WORK REQUEST
Your output should be every line below, copied exactly.

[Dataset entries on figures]
-------------------------
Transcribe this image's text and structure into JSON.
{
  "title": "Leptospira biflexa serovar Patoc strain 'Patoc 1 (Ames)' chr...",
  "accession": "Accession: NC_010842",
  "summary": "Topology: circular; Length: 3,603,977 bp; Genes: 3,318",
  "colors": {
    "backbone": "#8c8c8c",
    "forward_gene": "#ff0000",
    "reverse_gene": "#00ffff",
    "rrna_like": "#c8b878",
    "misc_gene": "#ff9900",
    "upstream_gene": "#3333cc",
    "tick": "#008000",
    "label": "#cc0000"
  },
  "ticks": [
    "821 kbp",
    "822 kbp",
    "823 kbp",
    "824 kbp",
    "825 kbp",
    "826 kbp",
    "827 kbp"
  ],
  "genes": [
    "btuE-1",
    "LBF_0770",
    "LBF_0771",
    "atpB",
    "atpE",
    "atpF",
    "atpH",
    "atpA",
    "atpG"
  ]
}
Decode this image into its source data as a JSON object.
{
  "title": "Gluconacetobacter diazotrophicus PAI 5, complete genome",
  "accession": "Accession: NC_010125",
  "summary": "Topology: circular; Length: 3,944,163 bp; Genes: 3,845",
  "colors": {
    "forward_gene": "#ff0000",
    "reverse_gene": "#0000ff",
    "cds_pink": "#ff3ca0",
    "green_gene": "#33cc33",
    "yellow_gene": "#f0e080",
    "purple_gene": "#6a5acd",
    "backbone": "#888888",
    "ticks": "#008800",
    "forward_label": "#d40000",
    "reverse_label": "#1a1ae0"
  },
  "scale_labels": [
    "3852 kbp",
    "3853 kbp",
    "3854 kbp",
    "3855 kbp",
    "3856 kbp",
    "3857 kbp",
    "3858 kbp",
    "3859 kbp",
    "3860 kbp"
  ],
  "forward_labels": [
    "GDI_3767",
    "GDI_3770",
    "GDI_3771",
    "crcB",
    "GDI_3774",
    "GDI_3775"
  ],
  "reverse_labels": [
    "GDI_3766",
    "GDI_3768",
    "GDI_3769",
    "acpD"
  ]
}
-------------------------
ANSWER TO THE PROBLEM
Transcribe this image's text and structure into JSON.
{
  "title": "Leptospira biflexa serovar Patoc strain 'Patoc 1 (Ames)' chr...",
  "accession": "Accession: NC_010842",
  "summary": "Topology: circular; Length: 3,603,977 bp; Genes: 3,318",
  "colors": {
    "backbone": "#8c8c8c",
    "forward_gene": "#ff0000",
    "reverse_gene": "#00ffff",
    "rrna_like": "#c8b878",
    "misc_gene": "#ff9900",
    "upstream_gene": "#3333cc",
    "tick": "#008000",
    "label": "#cc0000"
  },
  "ticks": [
    "821 kbp",
    "822 kbp",
    "823 kbp",
    "824 kbp",
    "825 kbp",
    "826 kbp",
    "827 kbp"
  ],
  "genes": [
    "btuE-1",
    "LBF_0770",
    "LBF_0771",
    "atpB",
    "atpE",
    "atpF",
    "atpH",
    "atpA",
    "atpG"
  ]
}
Decode this image into its source data as a JSON object.
{
  "title": "Gluconacetobacter diazotrophicus PAI 5, complete genome",
  "accession": "Accession: NC_010125",
  "summary": "Topology: circular; Length: 3,944,163 bp; Genes: 3,845",
  "colors": {
    "forward_gene": "#ff0000",
    "reverse_gene": "#0000ff",
    "cds_pink": "#ff3ca0",
    "green_gene": "#33cc33",
    "yellow_gene": "#f0e080",
    "purple_gene": "#6a5acd",
    "backbone": "#888888",
    "ticks": "#008800",
    "forward_label": "#d40000",
    "reverse_label": "#1a1ae0"
  },
  "scale_labels": [
    "3852 kbp",
    "3853 kbp",
    "3854 kbp",
    "3855 kbp",
    "3856 kbp",
    "3857 kbp",
    "3858 kbp",
    "3859 kbp",
    "3860 kbp"
  ],
  "forward_labels": [
    "GDI_3767",
    "GDI_3770",
    "GDI_3771",
    "crcB",
    "GDI_3774",
    "GDI_3775"
  ],
  "reverse_labels": [
    "GDI_3766",
    "GDI_3768",
    "GDI_3769",
    "acpD"
  ]
}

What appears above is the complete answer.